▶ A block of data
-*-
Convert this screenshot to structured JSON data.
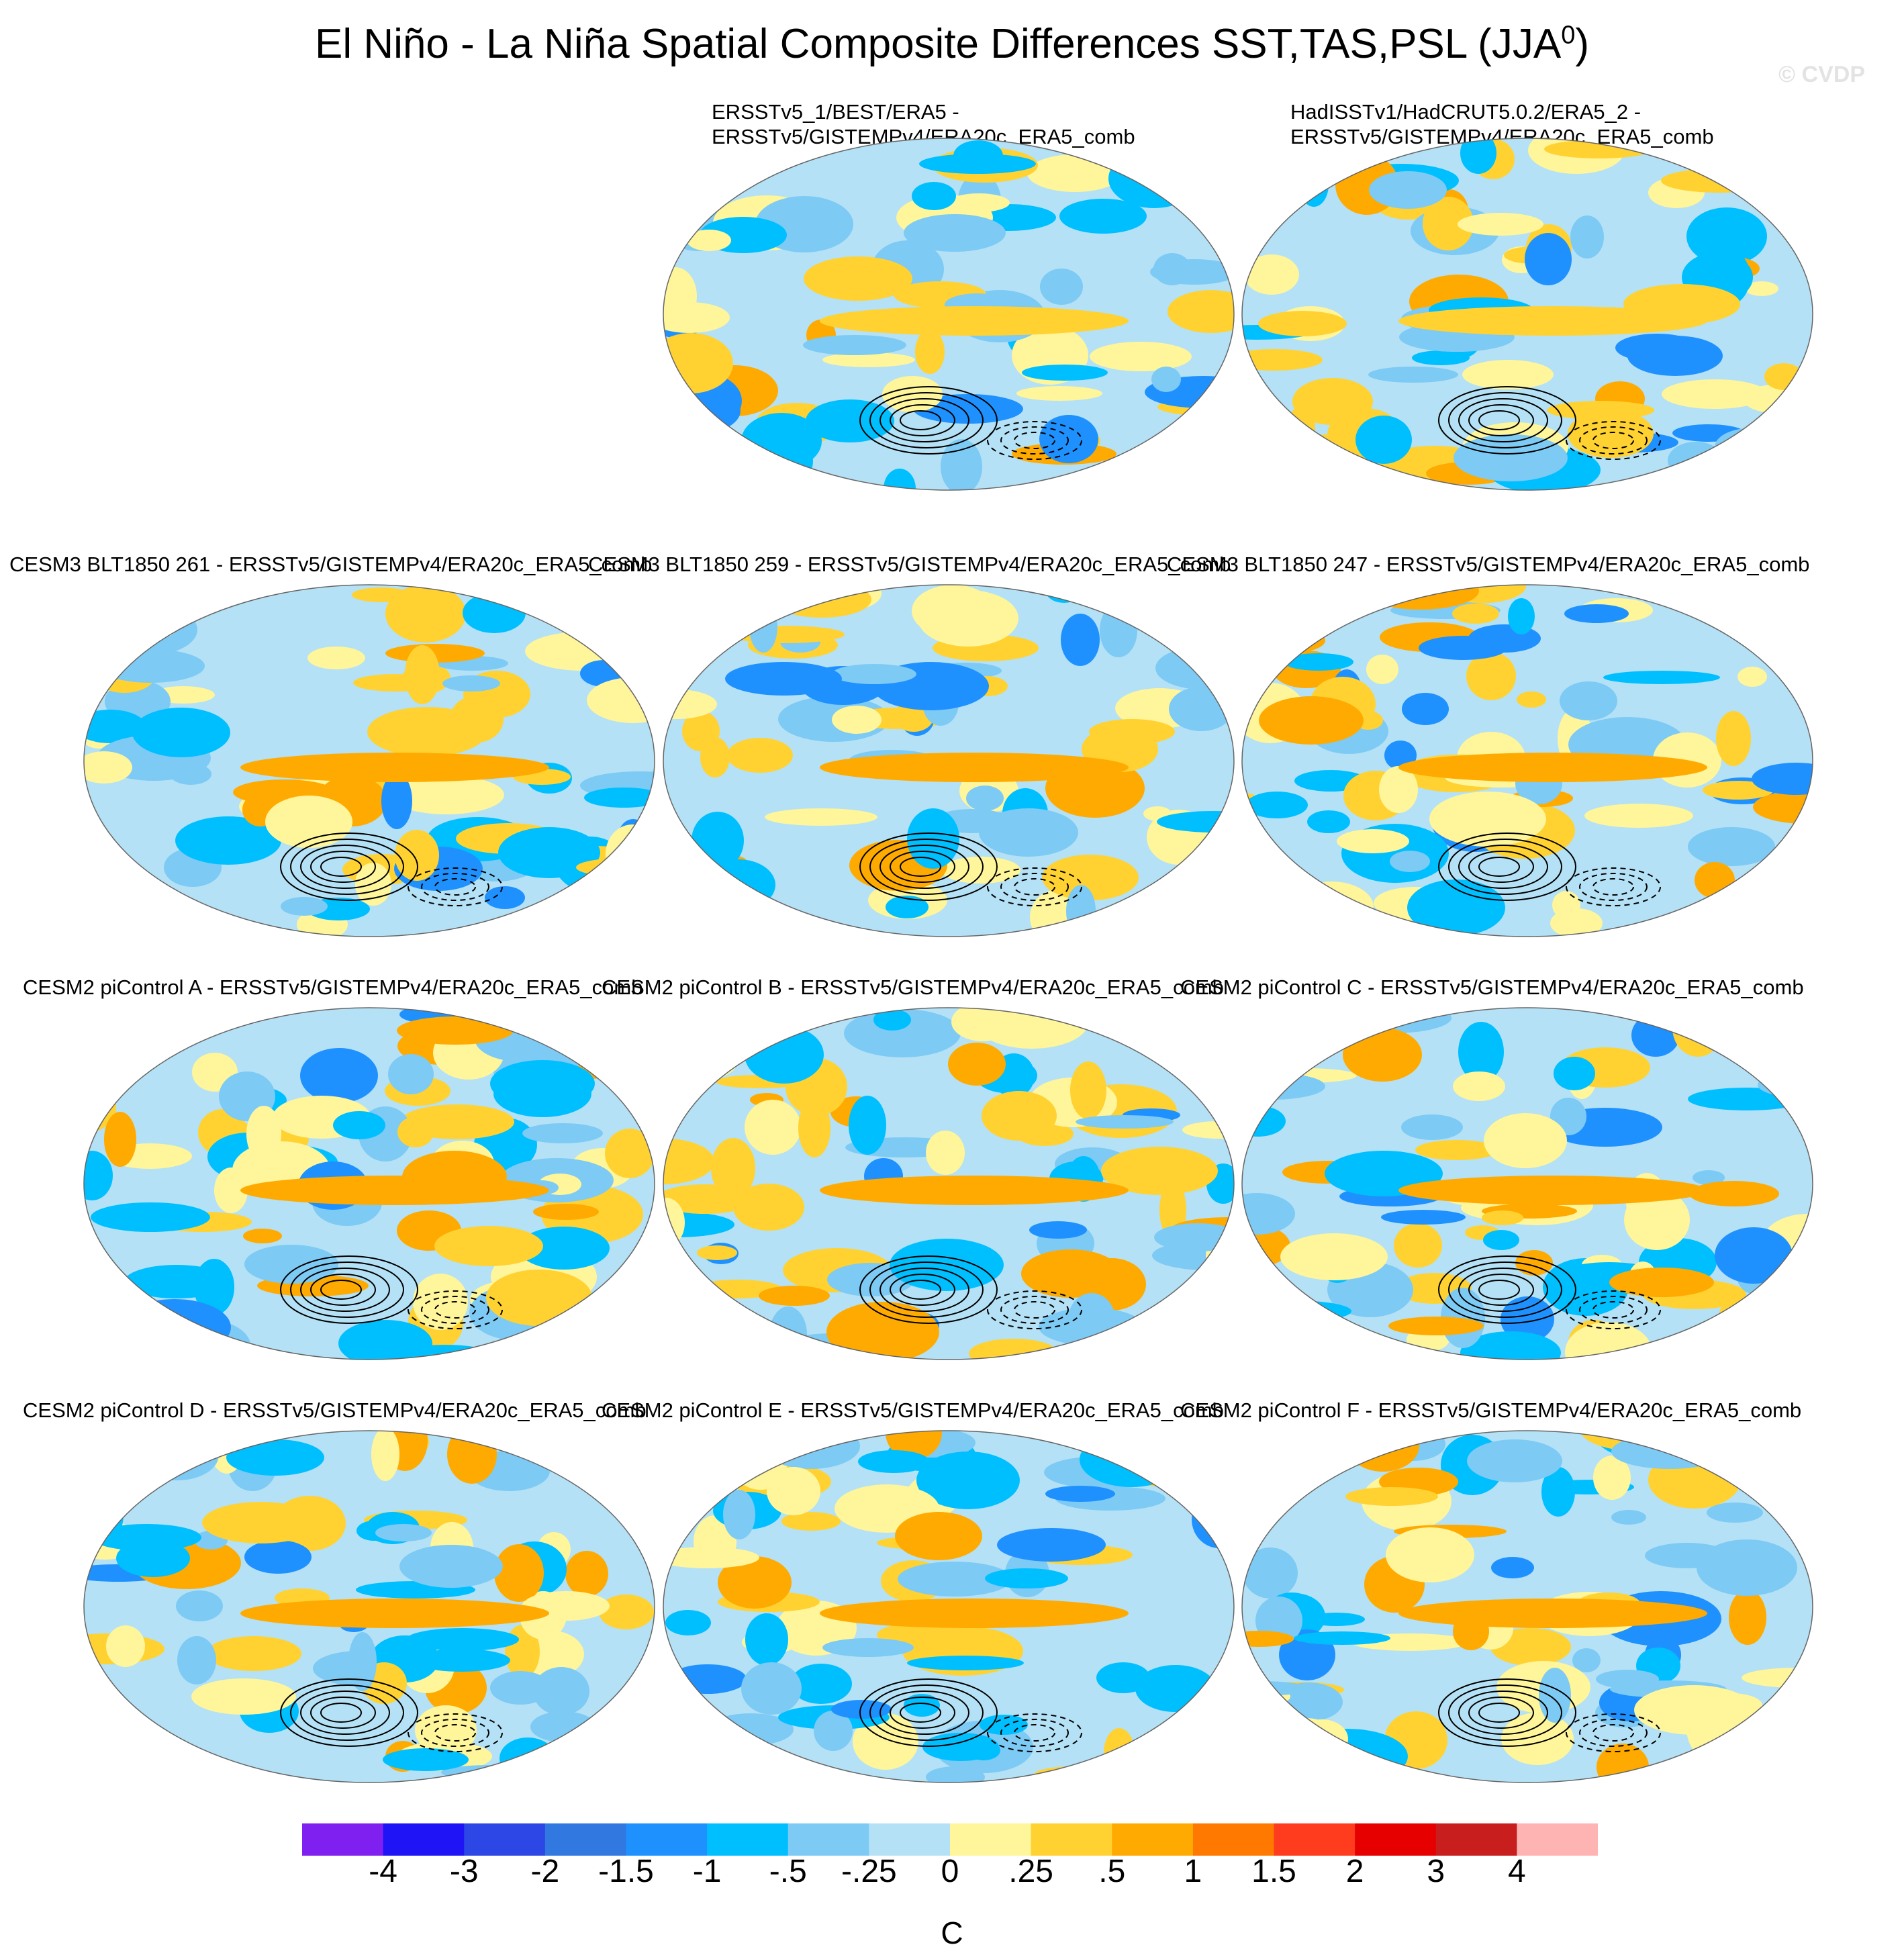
{
  "title_main": "El Niño - La Niña Spatial Composite Differences SST,TAS,PSL (JJA",
  "title_sup": "0",
  "title_end": ")",
  "watermark": "© CVDP",
  "chart_data": {
    "type": "heatmap",
    "panels": [
      {
        "title": "ERSSTv5_1/BEST/ERA5 -\nERSSTv5/GISTEMPv4/ERA20c_ERA5_comb"
      },
      {
        "title": "HadISSTv1/HadCRUT5.0.2/ERA5_2 -\nERSSTv5/GISTEMPv4/ERA20c_ERA5_comb"
      },
      {
        "title": "CESM3 BLT1850 261 - ERSSTv5/GISTEMPv4/ERA20c_ERA5_comb"
      },
      {
        "title": "CESM3 BLT1850 259 - ERSSTv5/GISTEMPv4/ERA20c_ERA5_comb"
      },
      {
        "title": "CESM3 BLT1850 247 - ERSSTv5/GISTEMPv4/ERA20c_ERA5_comb"
      },
      {
        "title": "CESM2 piControl A - ERSSTv5/GISTEMPv4/ERA20c_ERA5_comb"
      },
      {
        "title": "CESM2 piControl B - ERSSTv5/GISTEMPv4/ERA20c_ERA5_comb"
      },
      {
        "title": "CESM2 piControl C - ERSSTv5/GISTEMPv4/ERA20c_ERA5_comb"
      },
      {
        "title": "CESM2 piControl D - ERSSTv5/GISTEMPv4/ERA20c_ERA5_comb"
      },
      {
        "title": "CESM2 piControl E - ERSSTv5/GISTEMPv4/ERA20c_ERA5_comb"
      },
      {
        "title": "CESM2 piControl F - ERSSTv5/GISTEMPv4/ERA20c_ERA5_comb"
      }
    ],
    "colorbar": {
      "levels": [
        "-4",
        "-3",
        "-2",
        "-1.5",
        "-1",
        "-.5",
        "-.25",
        "0",
        ".25",
        ".5",
        "1",
        "1.5",
        "2",
        "3",
        "4"
      ],
      "colors": [
        "#7f1ff0",
        "#1e14f5",
        "#2d46e6",
        "#3278e1",
        "#1e91ff",
        "#00bfff",
        "#7dcaf5",
        "#b4e1f5",
        "#fff59b",
        "#ffd232",
        "#ffaa00",
        "#ff7800",
        "#ff3c1e",
        "#e60000",
        "#c81e1e",
        "#ffb4b4"
      ],
      "label": "C"
    }
  }
}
-*-
▶ WHAT YOU HAVE TO DO
Transcribe each entry above exactly, apart from the pictures.

▶ REPLY
Convert this screenshot to structured JSON data.
{
  "title_main": "El Niño - La Niña Spatial Composite Differences SST,TAS,PSL (JJA",
  "title_sup": "0",
  "title_end": ")",
  "watermark": "© CVDP",
  "chart_data": {
    "type": "heatmap",
    "panels": [
      {
        "title": "ERSSTv5_1/BEST/ERA5 -\nERSSTv5/GISTEMPv4/ERA20c_ERA5_comb"
      },
      {
        "title": "HadISSTv1/HadCRUT5.0.2/ERA5_2 -\nERSSTv5/GISTEMPv4/ERA20c_ERA5_comb"
      },
      {
        "title": "CESM3 BLT1850 261 - ERSSTv5/GISTEMPv4/ERA20c_ERA5_comb"
      },
      {
        "title": "CESM3 BLT1850 259 - ERSSTv5/GISTEMPv4/ERA20c_ERA5_comb"
      },
      {
        "title": "CESM3 BLT1850 247 - ERSSTv5/GISTEMPv4/ERA20c_ERA5_comb"
      },
      {
        "title": "CESM2 piControl A - ERSSTv5/GISTEMPv4/ERA20c_ERA5_comb"
      },
      {
        "title": "CESM2 piControl B - ERSSTv5/GISTEMPv4/ERA20c_ERA5_comb"
      },
      {
        "title": "CESM2 piControl C - ERSSTv5/GISTEMPv4/ERA20c_ERA5_comb"
      },
      {
        "title": "CESM2 piControl D - ERSSTv5/GISTEMPv4/ERA20c_ERA5_comb"
      },
      {
        "title": "CESM2 piControl E - ERSSTv5/GISTEMPv4/ERA20c_ERA5_comb"
      },
      {
        "title": "CESM2 piControl F - ERSSTv5/GISTEMPv4/ERA20c_ERA5_comb"
      }
    ],
    "colorbar": {
      "levels": [
        "-4",
        "-3",
        "-2",
        "-1.5",
        "-1",
        "-.5",
        "-.25",
        "0",
        ".25",
        ".5",
        "1",
        "1.5",
        "2",
        "3",
        "4"
      ],
      "colors": [
        "#7f1ff0",
        "#1e14f5",
        "#2d46e6",
        "#3278e1",
        "#1e91ff",
        "#00bfff",
        "#7dcaf5",
        "#b4e1f5",
        "#fff59b",
        "#ffd232",
        "#ffaa00",
        "#ff7800",
        "#ff3c1e",
        "#e60000",
        "#c81e1e",
        "#ffb4b4"
      ],
      "label": "C"
    }
  }
}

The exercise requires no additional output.